◆ EXERCISE TEXT
------------------------------

IFS Therapy for BPD: Fear, Abandonment, and People Pleasing

You know the drill. Someone’s tone shifts slightly, and your whole nervous system lights up. You scan their face for signs of anger or disappointment. You replay the conversation, searching for what you said wrong. You text an apology even though you’re not sure what you’re apologizing for.

And beneath it all, that familiar terror: They’re going to leave.

If you’ve been diagnosed with Borderline Personality Disorder, you know this fear intimately. And if you’re also a people pleaser, you’ve developed an entire system of protective strategies to prevent abandonment before it happens.

But here’s what most therapy misses: your people-pleasing isn’t a weakness. It’s a brilliant protector part that’s been working overtime to keep you safe.

The BPD-People Pleasing Connection

Borderline Personality Disorder and people-pleasing are deeply intertwined. Both stem from early experiences where love felt conditional, where connection required constant vigilance, where being “too much” or “not enough” meant risking abandonment.

In Internal Family Systems (IFS) terms, people-pleasing is a manager part—a protector that tries to control your environment and relationships to prevent painful feelings from surfacing.

For people with BPD, this manager works especially hard because:

  • The stakes feel life-or-death. Early experiences taught you that disconnection = danger
  • Your emotional system is highly sensitive. You feel relationship shifts before others even notice them
  • You carry young parts (exiles) who experienced abandonment. Your managers are protecting these wounded parts at all costs

Meet Your People-Pleasing Protector

Let’s get curious about this part. In IFS Therapy for BPD, we don’t try to eliminate protective parts—we befriend them and understand their role in your system.

What Your People-Pleasing Part Does

  • Monitors others’ emotions constantly
  • Adjusts your behavior, opinions, and even personality to match what others want
  • Says yes when you mean no
  • Apologizes preemptively
  • Minimizes your own needs
  • Works to be “low maintenance” or “easy to love”

What It’s Protecting You From

Beneath the people-pleasing manager is usually a young exile who carries memories and beliefs like:

  • “If I’m too much, they’ll leave”
  • “My needs are a burden”
  • “I have to earn love”
  • “Being abandoned is unbearable”
  • “I’m not worthy of unconditional love”

Your people-pleasing part learned that if it could just be perfect enough, agreeable enough, helpful enough—maybe, just maybe, you could avoid that unbearable pain.

------------------------------

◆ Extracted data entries
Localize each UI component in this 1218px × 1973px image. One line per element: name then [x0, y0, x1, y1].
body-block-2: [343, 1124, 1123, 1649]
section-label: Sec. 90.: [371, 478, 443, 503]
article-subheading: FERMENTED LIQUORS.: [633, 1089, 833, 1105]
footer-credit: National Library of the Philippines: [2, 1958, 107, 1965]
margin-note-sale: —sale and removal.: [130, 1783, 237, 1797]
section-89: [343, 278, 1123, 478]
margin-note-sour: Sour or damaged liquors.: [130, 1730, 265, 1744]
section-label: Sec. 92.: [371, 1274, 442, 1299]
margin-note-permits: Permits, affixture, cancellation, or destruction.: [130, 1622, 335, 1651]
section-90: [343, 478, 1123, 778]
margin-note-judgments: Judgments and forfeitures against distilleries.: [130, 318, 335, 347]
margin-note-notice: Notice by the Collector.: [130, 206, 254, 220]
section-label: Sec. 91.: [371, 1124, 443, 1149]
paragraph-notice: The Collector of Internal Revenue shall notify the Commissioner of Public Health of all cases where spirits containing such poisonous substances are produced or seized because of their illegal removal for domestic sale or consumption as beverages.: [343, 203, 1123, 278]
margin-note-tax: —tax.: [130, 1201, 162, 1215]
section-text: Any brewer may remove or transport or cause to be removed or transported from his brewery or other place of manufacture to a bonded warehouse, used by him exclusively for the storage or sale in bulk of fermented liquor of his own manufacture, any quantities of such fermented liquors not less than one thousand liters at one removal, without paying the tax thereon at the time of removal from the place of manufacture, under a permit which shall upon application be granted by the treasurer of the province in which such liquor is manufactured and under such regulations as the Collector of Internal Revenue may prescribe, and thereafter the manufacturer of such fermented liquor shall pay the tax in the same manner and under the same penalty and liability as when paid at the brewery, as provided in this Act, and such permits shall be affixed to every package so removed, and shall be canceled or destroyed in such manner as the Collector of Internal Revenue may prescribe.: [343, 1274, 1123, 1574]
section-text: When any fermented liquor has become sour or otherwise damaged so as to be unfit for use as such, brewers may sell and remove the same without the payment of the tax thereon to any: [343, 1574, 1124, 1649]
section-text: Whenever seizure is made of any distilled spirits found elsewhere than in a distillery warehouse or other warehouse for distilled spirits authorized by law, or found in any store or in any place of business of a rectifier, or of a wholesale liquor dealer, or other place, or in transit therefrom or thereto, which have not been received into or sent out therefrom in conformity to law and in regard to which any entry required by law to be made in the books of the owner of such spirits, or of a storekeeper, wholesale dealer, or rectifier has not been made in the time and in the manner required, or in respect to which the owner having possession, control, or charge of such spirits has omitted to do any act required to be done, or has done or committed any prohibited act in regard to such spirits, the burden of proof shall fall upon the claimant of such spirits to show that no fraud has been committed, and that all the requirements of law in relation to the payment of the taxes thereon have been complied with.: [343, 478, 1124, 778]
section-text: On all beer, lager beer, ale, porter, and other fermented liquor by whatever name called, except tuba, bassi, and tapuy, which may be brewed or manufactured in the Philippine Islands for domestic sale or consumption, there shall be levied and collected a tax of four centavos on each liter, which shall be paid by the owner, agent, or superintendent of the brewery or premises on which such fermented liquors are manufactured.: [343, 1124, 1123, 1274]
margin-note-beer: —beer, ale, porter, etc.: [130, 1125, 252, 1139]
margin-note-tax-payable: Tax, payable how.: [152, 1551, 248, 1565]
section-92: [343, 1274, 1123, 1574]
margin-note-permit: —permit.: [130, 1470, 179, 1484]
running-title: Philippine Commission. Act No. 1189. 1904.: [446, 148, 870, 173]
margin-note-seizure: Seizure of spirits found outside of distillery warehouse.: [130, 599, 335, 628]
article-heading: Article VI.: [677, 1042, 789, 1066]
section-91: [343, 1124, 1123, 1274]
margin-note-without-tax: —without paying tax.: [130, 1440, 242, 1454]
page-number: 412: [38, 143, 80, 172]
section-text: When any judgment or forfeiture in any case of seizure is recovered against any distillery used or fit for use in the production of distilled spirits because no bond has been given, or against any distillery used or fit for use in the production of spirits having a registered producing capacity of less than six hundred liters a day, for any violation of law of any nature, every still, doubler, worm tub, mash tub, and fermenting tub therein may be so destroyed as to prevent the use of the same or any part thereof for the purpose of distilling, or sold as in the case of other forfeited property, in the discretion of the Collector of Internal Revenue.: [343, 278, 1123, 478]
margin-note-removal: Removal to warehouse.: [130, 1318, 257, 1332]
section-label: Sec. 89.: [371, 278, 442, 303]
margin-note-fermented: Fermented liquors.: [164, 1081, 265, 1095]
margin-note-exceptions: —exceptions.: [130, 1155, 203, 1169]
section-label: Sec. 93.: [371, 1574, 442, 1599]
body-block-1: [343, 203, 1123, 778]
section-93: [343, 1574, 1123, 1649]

------------------------------

◆ TASK INSTRUCTIONS
(A) Answer these questions from the article on IFS therapy for BPD:
(i) In Internal Family Systems terms, what kind of part is people-pleasing?
(ii) What are the young parts who experienced abandonment called?
(iii) Instead of trying to eliminate protective parts, what does IFS Therapy for BPD do with them?
(B) Write the next part of the article on IFS therapy for BPD, starting after its last sentence.
The data entries play no part in this exercise.

◆ RESPONSES
(A)
(i) A manager part, a protector that tries to control your environment and relationships to prevent painful feelings from surfacing.
(ii) Exiles.
(iii) It befriends them and understands their role in your system.

(B)
Why Traditional Therapy Falls Short

Most approaches to BPD and people-pleasing focus on skills and boundaries:

  • “Practice saying no”
  • “Set healthy boundaries”
  • “Learn to tolerate others’ disappointment”

These are valuable skills. But if you’ve tried them, you know what happens: your people-pleasing part panics. Setting a boundary feels like signing your own abandonment warrant. Saying no triggers overwhelming guilt and fear.

That’s because you’re asking a protector to stop protecting before you’ve healed what it’s protecting.

It’s like telling a security guard to take a break while the building is still on fire.

IFS Therapy for BPD: Healing from the Inside Out

Internal Family Systems works differently. Instead of trying to change your people-pleasing behavior, we:

1. Befriend the People-Pleasing Part

We get curious about it. We thank it for working so hard. We ask what it’s afraid would happen if it stopped people-pleasing.

This alone is revolutionary for most clients. Instead of shame (“Why can’t I just set boundaries?”), there’s compassion (“This part has been protecting me”).

2. Ask It to Step Back (Just a Little)

Once the people-pleasing part trusts that we’re not trying to eliminate it, we ask if it would be willing to relax—just enough for us to meet the part it’s protecting.

3. Meet the Exile

This is where the real healing happens. We meet the young part who experienced abandonment, rejection, or conditional love. We witness their story. We let them know they’re no longer alone.

In IFS, we call this unburdening—releasing the painful beliefs and emotions the exile has been carrying.

4. Watch the People-Pleasing Part Relax

Here’s the beautiful part: when the exile heals, the people-pleasing manager doesn’t have to work so hard anymore. It can relax. Boundaries become possible—not because you forced yourself to set them, but because the fear driving the people-pleasing has dissolved.

What This Looks Like in Real Life

Let me tell you about a client I’ll call Sarah (details changed for confidentiality).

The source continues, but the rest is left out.